▶ _Exercise aim_: Return the full material exactly.

┌─ Material for this task

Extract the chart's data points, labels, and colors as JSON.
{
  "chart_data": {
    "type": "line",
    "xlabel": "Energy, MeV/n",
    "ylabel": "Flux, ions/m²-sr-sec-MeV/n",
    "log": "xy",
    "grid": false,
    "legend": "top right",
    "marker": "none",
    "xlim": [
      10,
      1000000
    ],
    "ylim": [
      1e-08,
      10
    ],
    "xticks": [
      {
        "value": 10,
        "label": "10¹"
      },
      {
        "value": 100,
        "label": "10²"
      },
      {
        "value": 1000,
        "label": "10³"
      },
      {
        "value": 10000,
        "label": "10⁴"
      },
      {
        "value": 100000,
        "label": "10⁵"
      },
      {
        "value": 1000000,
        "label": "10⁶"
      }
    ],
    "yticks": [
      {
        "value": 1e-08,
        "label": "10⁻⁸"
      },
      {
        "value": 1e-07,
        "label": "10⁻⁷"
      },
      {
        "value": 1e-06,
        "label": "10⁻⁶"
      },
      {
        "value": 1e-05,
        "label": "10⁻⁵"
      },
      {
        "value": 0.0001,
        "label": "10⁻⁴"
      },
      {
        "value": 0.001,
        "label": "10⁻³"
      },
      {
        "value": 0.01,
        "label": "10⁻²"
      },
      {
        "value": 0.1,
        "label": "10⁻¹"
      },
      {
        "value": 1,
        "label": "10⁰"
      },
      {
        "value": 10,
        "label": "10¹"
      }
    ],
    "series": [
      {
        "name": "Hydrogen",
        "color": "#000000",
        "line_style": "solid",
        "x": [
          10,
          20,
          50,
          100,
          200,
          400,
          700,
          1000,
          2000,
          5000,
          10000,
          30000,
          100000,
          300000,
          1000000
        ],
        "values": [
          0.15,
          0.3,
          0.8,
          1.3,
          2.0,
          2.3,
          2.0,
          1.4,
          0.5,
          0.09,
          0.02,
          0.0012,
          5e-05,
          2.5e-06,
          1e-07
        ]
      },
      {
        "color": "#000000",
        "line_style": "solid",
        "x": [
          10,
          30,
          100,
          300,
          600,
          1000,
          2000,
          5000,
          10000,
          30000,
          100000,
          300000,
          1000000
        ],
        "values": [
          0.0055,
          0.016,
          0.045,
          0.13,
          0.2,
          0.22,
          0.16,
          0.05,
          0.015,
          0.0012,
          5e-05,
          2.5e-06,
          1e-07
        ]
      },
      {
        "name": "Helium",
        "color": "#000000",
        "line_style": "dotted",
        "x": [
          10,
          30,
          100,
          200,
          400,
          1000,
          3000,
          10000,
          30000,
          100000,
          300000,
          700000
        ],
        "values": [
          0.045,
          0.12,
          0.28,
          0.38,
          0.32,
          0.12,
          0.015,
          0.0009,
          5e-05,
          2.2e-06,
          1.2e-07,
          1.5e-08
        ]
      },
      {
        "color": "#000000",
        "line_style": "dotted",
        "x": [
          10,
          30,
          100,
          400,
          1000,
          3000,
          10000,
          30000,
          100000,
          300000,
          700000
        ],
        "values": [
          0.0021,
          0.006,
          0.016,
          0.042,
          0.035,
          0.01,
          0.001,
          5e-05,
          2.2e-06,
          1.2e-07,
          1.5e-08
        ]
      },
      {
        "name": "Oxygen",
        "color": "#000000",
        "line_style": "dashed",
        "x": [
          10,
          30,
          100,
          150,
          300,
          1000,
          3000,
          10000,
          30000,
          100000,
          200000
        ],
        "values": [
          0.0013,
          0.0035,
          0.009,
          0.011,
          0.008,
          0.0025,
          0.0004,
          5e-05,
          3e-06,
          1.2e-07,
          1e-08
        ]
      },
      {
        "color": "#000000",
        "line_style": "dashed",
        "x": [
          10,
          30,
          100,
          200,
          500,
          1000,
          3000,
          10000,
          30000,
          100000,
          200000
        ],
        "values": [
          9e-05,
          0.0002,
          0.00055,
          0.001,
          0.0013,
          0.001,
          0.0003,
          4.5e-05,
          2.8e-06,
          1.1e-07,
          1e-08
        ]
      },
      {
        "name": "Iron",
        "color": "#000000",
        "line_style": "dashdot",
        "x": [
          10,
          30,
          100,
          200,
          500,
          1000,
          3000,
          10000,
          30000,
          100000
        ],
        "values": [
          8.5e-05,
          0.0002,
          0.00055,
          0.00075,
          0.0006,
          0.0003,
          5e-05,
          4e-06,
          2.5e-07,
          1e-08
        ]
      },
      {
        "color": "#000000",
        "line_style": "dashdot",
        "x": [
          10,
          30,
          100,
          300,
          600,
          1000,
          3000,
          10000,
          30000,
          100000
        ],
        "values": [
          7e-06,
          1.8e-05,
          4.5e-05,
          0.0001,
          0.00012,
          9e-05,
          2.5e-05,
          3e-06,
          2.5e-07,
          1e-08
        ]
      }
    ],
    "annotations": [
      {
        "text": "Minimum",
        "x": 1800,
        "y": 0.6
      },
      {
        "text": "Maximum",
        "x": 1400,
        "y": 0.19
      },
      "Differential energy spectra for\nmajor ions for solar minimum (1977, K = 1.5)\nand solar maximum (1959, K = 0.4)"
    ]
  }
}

└─

▶ _Task solution_:
Extract the chart's data points, labels, and colors as JSON.
{
  "chart_data": {
    "type": "line",
    "xlabel": "Energy, MeV/n",
    "ylabel": "Flux, ions/m²-sr-sec-MeV/n",
    "log": "xy",
    "grid": false,
    "legend": "top right",
    "marker": "none",
    "xlim": [
      10,
      1000000
    ],
    "ylim": [
      1e-08,
      10
    ],
    "xticks": [
      {
        "value": 10,
        "label": "10¹"
      },
      {
        "value": 100,
        "label": "10²"
      },
      {
        "value": 1000,
        "label": "10³"
      },
      {
        "value": 10000,
        "label": "10⁴"
      },
      {
        "value": 100000,
        "label": "10⁵"
      },
      {
        "value": 1000000,
        "label": "10⁶"
      }
    ],
    "yticks": [
      {
        "value": 1e-08,
        "label": "10⁻⁸"
      },
      {
        "value": 1e-07,
        "label": "10⁻⁷"
      },
      {
        "value": 1e-06,
        "label": "10⁻⁶"
      },
      {
        "value": 1e-05,
        "label": "10⁻⁵"
      },
      {
        "value": 0.0001,
        "label": "10⁻⁴"
      },
      {
        "value": 0.001,
        "label": "10⁻³"
      },
      {
        "value": 0.01,
        "label": "10⁻²"
      },
      {
        "value": 0.1,
        "label": "10⁻¹"
      },
      {
        "value": 1,
        "label": "10⁰"
      },
      {
        "value": 10,
        "label": "10¹"
      }
    ],
    "series": [
      {
        "name": "Hydrogen",
        "color": "#000000",
        "line_style": "solid",
        "x": [
          10,
          20,
          50,
          100,
          200,
          400,
          700,
          1000,
          2000,
          5000,
          10000,
          30000,
          100000,
          300000,
          1000000
        ],
        "values": [
          0.15,
          0.3,
          0.8,
          1.3,
          2.0,
          2.3,
          2.0,
          1.4,
          0.5,
          0.09,
          0.02,
          0.0012,
          5e-05,
          2.5e-06,
          1e-07
        ]
      },
      {
        "color": "#000000",
        "line_style": "solid",
        "x": [
          10,
          30,
          100,
          300,
          600,
          1000,
          2000,
          5000,
          10000,
          30000,
          100000,
          300000,
          1000000
        ],
        "values": [
          0.0055,
          0.016,
          0.045,
          0.13,
          0.2,
          0.22,
          0.16,
          0.05,
          0.015,
          0.0012,
          5e-05,
          2.5e-06,
          1e-07
        ]
      },
      {
        "name": "Helium",
        "color": "#000000",
        "line_style": "dotted",
        "x": [
          10,
          30,
          100,
          200,
          400,
          1000,
          3000,
          10000,
          30000,
          100000,
          300000,
          700000
        ],
        "values": [
          0.045,
          0.12,
          0.28,
          0.38,
          0.32,
          0.12,
          0.015,
          0.0009,
          5e-05,
          2.2e-06,
          1.2e-07,
          1.5e-08
        ]
      },
      {
        "color": "#000000",
        "line_style": "dotted",
        "x": [
          10,
          30,
          100,
          400,
          1000,
          3000,
          10000,
          30000,
          100000,
          300000,
          700000
        ],
        "values": [
          0.0021,
          0.006,
          0.016,
          0.042,
          0.035,
          0.01,
          0.001,
          5e-05,
          2.2e-06,
          1.2e-07,
          1.5e-08
        ]
      },
      {
        "name": "Oxygen",
        "color": "#000000",
        "line_style": "dashed",
        "x": [
          10,
          30,
          100,
          150,
          300,
          1000,
          3000,
          10000,
          30000,
          100000,
          200000
        ],
        "values": [
          0.0013,
          0.0035,
          0.009,
          0.011,
          0.008,
          0.0025,
          0.0004,
          5e-05,
          3e-06,
          1.2e-07,
          1e-08
        ]
      },
      {
        "color": "#000000",
        "line_style": "dashed",
        "x": [
          10,
          30,
          100,
          200,
          500,
          1000,
          3000,
          10000,
          30000,
          100000,
          200000
        ],
        "values": [
          9e-05,
          0.0002,
          0.00055,
          0.001,
          0.0013,
          0.001,
          0.0003,
          4.5e-05,
          2.8e-06,
          1.1e-07,
          1e-08
        ]
      },
      {
        "name": "Iron",
        "color": "#000000",
        "line_style": "dashdot",
        "x": [
          10,
          30,
          100,
          200,
          500,
          1000,
          3000,
          10000,
          30000,
          100000
        ],
        "values": [
          8.5e-05,
          0.0002,
          0.00055,
          0.00075,
          0.0006,
          0.0003,
          5e-05,
          4e-06,
          2.5e-07,
          1e-08
        ]
      },
      {
        "color": "#000000",
        "line_style": "dashdot",
        "x": [
          10,
          30,
          100,
          300,
          600,
          1000,
          3000,
          10000,
          30000,
          100000
        ],
        "values": [
          7e-06,
          1.8e-05,
          4.5e-05,
          0.0001,
          0.00012,
          9e-05,
          2.5e-05,
          3e-06,
          2.5e-07,
          1e-08
        ]
      }
    ],
    "annotations": [
      {
        "text": "Minimum",
        "x": 1800,
        "y": 0.6
      },
      {
        "text": "Maximum",
        "x": 1400,
        "y": 0.19
      },
      "Differential energy spectra for\nmajor ions for solar minimum (1977, K = 1.5)\nand solar maximum (1959, K = 0.4)"
    ]
  }
}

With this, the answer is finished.